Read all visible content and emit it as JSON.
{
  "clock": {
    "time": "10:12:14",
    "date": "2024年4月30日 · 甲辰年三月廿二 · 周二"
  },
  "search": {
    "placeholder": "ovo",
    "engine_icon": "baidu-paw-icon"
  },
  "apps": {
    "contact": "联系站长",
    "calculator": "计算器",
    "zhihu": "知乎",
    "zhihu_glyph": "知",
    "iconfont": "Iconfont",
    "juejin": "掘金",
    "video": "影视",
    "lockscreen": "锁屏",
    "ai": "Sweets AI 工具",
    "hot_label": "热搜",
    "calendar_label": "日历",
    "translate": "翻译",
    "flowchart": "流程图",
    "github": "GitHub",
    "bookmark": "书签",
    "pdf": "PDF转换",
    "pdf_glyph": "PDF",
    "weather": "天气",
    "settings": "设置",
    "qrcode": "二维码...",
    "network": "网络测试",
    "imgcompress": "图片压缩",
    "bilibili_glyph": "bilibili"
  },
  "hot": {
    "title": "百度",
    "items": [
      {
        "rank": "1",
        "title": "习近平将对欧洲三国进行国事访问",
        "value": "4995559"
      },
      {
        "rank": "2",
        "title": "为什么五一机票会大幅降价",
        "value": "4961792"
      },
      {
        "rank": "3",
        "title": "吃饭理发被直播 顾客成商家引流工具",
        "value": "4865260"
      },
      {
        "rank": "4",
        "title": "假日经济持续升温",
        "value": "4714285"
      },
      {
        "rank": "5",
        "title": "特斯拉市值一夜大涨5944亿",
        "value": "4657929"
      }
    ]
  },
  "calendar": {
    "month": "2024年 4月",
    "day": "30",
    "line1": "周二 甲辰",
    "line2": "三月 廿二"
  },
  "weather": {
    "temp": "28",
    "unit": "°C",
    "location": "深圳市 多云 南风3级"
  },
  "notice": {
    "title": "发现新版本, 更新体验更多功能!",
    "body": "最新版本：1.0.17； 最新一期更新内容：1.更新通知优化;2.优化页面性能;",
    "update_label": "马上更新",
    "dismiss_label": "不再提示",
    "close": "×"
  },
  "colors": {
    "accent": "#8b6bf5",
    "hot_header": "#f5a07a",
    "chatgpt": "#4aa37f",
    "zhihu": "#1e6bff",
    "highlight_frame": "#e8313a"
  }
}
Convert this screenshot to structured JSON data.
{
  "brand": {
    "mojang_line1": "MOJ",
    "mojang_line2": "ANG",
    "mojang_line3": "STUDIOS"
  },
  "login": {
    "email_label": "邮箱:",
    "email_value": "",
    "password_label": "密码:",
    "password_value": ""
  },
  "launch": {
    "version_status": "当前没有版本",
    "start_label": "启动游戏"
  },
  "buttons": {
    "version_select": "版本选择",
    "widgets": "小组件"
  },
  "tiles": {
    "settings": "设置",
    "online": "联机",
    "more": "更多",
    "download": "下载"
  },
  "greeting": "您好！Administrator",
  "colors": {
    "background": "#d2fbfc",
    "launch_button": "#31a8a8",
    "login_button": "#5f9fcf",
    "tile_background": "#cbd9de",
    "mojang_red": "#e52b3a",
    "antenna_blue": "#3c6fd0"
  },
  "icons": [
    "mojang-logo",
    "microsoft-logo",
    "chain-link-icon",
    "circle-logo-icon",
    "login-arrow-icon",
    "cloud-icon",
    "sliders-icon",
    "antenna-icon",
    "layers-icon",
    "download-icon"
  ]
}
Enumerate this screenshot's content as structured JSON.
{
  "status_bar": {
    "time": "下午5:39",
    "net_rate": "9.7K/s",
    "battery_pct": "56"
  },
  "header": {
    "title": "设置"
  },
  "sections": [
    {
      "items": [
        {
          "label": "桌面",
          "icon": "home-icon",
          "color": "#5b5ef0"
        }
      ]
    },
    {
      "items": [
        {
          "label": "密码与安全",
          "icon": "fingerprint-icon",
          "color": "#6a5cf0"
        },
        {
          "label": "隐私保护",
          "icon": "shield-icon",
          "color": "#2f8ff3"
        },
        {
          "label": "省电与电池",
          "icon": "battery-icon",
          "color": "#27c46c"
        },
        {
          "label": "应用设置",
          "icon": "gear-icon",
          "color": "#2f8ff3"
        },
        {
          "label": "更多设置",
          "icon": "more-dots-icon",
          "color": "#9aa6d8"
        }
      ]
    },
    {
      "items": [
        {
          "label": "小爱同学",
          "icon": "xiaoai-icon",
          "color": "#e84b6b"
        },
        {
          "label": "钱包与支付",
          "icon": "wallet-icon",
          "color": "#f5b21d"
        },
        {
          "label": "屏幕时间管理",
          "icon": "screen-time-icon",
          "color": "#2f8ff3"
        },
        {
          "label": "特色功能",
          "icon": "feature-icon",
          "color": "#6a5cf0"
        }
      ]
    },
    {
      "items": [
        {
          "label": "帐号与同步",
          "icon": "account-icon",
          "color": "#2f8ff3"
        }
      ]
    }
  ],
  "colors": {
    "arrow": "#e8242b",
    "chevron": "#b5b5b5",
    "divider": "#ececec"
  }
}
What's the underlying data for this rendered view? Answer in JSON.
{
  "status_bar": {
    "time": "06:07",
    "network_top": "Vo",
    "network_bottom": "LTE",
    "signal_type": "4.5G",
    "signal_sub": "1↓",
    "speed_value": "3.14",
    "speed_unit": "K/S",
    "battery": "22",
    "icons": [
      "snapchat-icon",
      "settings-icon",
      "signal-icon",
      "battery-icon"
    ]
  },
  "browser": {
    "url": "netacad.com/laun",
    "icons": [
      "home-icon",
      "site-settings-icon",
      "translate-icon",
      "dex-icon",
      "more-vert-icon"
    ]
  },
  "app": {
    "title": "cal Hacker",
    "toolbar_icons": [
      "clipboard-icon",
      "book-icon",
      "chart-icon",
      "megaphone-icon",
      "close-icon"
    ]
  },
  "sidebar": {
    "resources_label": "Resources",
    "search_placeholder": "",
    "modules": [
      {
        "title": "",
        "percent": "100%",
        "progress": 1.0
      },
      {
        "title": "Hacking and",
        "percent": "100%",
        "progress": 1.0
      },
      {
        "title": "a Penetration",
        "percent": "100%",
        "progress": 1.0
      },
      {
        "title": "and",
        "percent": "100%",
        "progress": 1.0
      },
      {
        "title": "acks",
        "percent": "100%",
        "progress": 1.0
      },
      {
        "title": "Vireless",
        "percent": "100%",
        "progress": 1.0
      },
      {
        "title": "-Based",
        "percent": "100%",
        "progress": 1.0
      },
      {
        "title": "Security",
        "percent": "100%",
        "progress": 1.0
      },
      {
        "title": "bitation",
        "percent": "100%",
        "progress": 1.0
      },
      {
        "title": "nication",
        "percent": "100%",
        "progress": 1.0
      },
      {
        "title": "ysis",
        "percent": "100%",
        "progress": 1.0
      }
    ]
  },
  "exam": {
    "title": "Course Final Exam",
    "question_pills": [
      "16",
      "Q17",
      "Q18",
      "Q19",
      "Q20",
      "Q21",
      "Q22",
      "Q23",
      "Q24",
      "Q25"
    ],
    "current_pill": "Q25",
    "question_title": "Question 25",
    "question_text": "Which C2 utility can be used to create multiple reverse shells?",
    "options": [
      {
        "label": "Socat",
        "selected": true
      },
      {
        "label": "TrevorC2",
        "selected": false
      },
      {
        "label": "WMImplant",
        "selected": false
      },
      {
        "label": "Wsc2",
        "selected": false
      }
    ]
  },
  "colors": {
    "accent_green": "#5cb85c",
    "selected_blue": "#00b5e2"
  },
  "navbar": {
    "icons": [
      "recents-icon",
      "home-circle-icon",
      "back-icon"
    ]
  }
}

- **Written task**: Quote the data in full, keeping each word unchanged.

- **Problem solution**:
Read all visible content and emit it as JSON.
{
  "clock": {
    "time": "10:12:14",
    "date": "2024年4月30日 · 甲辰年三月廿二 · 周二"
  },
  "search": {
    "placeholder": "ovo",
    "engine_icon": "baidu-paw-icon"
  },
  "apps": {
    "contact": "联系站长",
    "calculator": "计算器",
    "zhihu": "知乎",
    "zhihu_glyph": "知",
    "iconfont": "Iconfont",
    "juejin": "掘金",
    "video": "影视",
    "lockscreen": "锁屏",
    "ai": "Sweets AI 工具",
    "hot_label": "热搜",
    "calendar_label": "日历",
    "translate": "翻译",
    "flowchart": "流程图",
    "github": "GitHub",
    "bookmark": "书签",
    "pdf": "PDF转换",
    "pdf_glyph": "PDF",
    "weather": "天气",
    "settings": "设置",
    "qrcode": "二维码...",
    "network": "网络测试",
    "imgcompress": "图片压缩",
    "bilibili_glyph": "bilibili"
  },
  "hot": {
    "title": "百度",
    "items": [
      {
        "rank": "1",
        "title": "习近平将对欧洲三国进行国事访问",
        "value": "4995559"
      },
      {
        "rank": "2",
        "title": "为什么五一机票会大幅降价",
        "value": "4961792"
      },
      {
        "rank": "3",
        "title": "吃饭理发被直播 顾客成商家引流工具",
        "value": "4865260"
      },
      {
        "rank": "4",
        "title": "假日经济持续升温",
        "value": "4714285"
      },
      {
        "rank": "5",
        "title": "特斯拉市值一夜大涨5944亿",
        "value": "4657929"
      }
    ]
  },
  "calendar": {
    "month": "2024年 4月",
    "day": "30",
    "line1": "周二 甲辰",
    "line2": "三月 廿二"
  },
  "weather": {
    "temp": "28",
    "unit": "°C",
    "location": "深圳市 多云 南风3级"
  },
  "notice": {
    "title": "发现新版本, 更新体验更多功能!",
    "body": "最新版本：1.0.17； 最新一期更新内容：1.更新通知优化;2.优化页面性能;",
    "update_label": "马上更新",
    "dismiss_label": "不再提示",
    "close": "×"
  },
  "colors": {
    "accent": "#8b6bf5",
    "hot_header": "#f5a07a",
    "chatgpt": "#4aa37f",
    "zhihu": "#1e6bff",
    "highlight_frame": "#e8313a"
  }
}
Convert this screenshot to structured JSON data.
{
  "brand": {
    "mojang_line1": "MOJ",
    "mojang_line2": "ANG",
    "mojang_line3": "STUDIOS"
  },
  "login": {
    "email_label": "邮箱:",
    "email_value": "",
    "password_label": "密码:",
    "password_value": ""
  },
  "launch": {
    "version_status": "当前没有版本",
    "start_label": "启动游戏"
  },
  "buttons": {
    "version_select": "版本选择",
    "widgets": "小组件"
  },
  "tiles": {
    "settings": "设置",
    "online": "联机",
    "more": "更多",
    "download": "下载"
  },
  "greeting": "您好！Administrator",
  "colors": {
    "background": "#d2fbfc",
    "launch_button": "#31a8a8",
    "login_button": "#5f9fcf",
    "tile_background": "#cbd9de",
    "mojang_red": "#e52b3a",
    "antenna_blue": "#3c6fd0"
  },
  "icons": [
    "mojang-logo",
    "microsoft-logo",
    "chain-link-icon",
    "circle-logo-icon",
    "login-arrow-icon",
    "cloud-icon",
    "sliders-icon",
    "antenna-icon",
    "layers-icon",
    "download-icon"
  ]
}
Enumerate this screenshot's content as structured JSON.
{
  "status_bar": {
    "time": "下午5:39",
    "net_rate": "9.7K/s",
    "battery_pct": "56"
  },
  "header": {
    "title": "设置"
  },
  "sections": [
    {
      "items": [
        {
          "label": "桌面",
          "icon": "home-icon",
          "color": "#5b5ef0"
        }
      ]
    },
    {
      "items": [
        {
          "label": "密码与安全",
          "icon": "fingerprint-icon",
          "color": "#6a5cf0"
        },
        {
          "label": "隐私保护",
          "icon": "shield-icon",
          "color": "#2f8ff3"
        },
        {
          "label": "省电与电池",
          "icon": "battery-icon",
          "color": "#27c46c"
        },
        {
          "label": "应用设置",
          "icon": "gear-icon",
          "color": "#2f8ff3"
        },
        {
          "label": "更多设置",
          "icon": "more-dots-icon",
          "color": "#9aa6d8"
        }
      ]
    },
    {
      "items": [
        {
          "label": "小爱同学",
          "icon": "xiaoai-icon",
          "color": "#e84b6b"
        },
        {
          "label": "钱包与支付",
          "icon": "wallet-icon",
          "color": "#f5b21d"
        },
        {
          "label": "屏幕时间管理",
          "icon": "screen-time-icon",
          "color": "#2f8ff3"
        },
        {
          "label": "特色功能",
          "icon": "feature-icon",
          "color": "#6a5cf0"
        }
      ]
    },
    {
      "items": [
        {
          "label": "帐号与同步",
          "icon": "account-icon",
          "color": "#2f8ff3"
        }
      ]
    }
  ],
  "colors": {
    "arrow": "#e8242b",
    "chevron": "#b5b5b5",
    "divider": "#ececec"
  }
}
What's the underlying data for this rendered view? Answer in JSON.
{
  "status_bar": {
    "time": "06:07",
    "network_top": "Vo",
    "network_bottom": "LTE",
    "signal_type": "4.5G",
    "signal_sub": "1↓",
    "speed_value": "3.14",
    "speed_unit": "K/S",
    "battery": "22",
    "icons": [
      "snapchat-icon",
      "settings-icon",
      "signal-icon",
      "battery-icon"
    ]
  },
  "browser": {
    "url": "netacad.com/laun",
    "icons": [
      "home-icon",
      "site-settings-icon",
      "translate-icon",
      "dex-icon",
      "more-vert-icon"
    ]
  },
  "app": {
    "title": "cal Hacker",
    "toolbar_icons": [
      "clipboard-icon",
      "book-icon",
      "chart-icon",
      "megaphone-icon",
      "close-icon"
    ]
  },
  "sidebar": {
    "resources_label": "Resources",
    "search_placeholder": "",
    "modules": [
      {
        "title": "",
        "percent": "100%",
        "progress": 1.0
      },
      {
        "title": "Hacking and",
        "percent": "100%",
        "progress": 1.0
      },
      {
        "title": "a Penetration",
        "percent": "100%",
        "progress": 1.0
      },
      {
        "title": "and",
        "percent": "100%",
        "progress": 1.0
      },
      {
        "title": "acks",
        "percent": "100%",
        "progress": 1.0
      },
      {
        "title": "Vireless",
        "percent": "100%",
        "progress": 1.0
      },
      {
        "title": "-Based",
        "percent": "100%",
        "progress": 1.0
      },
      {
        "title": "Security",
        "percent": "100%",
        "progress": 1.0
      },
      {
        "title": "bitation",
        "percent": "100%",
        "progress": 1.0
      },
      {
        "title": "nication",
        "percent": "100%",
        "progress": 1.0
      },
      {
        "title": "ysis",
        "percent": "100%",
        "progress": 1.0
      }
    ]
  },
  "exam": {
    "title": "Course Final Exam",
    "question_pills": [
      "16",
      "Q17",
      "Q18",
      "Q19",
      "Q20",
      "Q21",
      "Q22",
      "Q23",
      "Q24",
      "Q25"
    ],
    "current_pill": "Q25",
    "question_title": "Question 25",
    "question_text": "Which C2 utility can be used to create multiple reverse shells?",
    "options": [
      {
        "label": "Socat",
        "selected": true
      },
      {
        "label": "TrevorC2",
        "selected": false
      },
      {
        "label": "WMImplant",
        "selected": false
      },
      {
        "label": "Wsc2",
        "selected": false
      }
    ]
  },
  "colors": {
    "accent_green": "#5cb85c",
    "selected_blue": "#00b5e2"
  },
  "navbar": {
    "icons": [
      "recents-icon",
      "home-circle-icon",
      "back-icon"
    ]
  }
}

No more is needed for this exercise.